### THE TASK
Where a line contains the word "name", copy that line.

Figure content listings
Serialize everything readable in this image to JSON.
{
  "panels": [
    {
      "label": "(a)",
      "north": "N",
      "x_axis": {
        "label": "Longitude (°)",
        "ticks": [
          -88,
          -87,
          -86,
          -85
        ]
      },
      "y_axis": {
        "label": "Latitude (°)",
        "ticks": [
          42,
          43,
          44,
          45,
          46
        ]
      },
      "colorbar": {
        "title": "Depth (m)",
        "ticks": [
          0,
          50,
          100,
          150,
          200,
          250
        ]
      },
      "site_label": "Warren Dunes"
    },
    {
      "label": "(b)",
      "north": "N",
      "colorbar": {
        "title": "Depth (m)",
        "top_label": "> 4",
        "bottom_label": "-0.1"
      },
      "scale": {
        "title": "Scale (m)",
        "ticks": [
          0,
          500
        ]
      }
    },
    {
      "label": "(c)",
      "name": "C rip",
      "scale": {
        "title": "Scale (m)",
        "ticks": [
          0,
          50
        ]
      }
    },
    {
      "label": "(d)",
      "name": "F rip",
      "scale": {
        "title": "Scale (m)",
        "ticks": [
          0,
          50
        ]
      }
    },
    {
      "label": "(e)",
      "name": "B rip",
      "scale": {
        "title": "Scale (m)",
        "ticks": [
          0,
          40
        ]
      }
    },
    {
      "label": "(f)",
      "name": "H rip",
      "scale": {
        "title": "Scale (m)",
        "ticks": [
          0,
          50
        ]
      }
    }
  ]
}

### TASK ANSWER
      "name": "C rip",
      "name": "F rip",
      "name": "B rip",
      "name": "H rip",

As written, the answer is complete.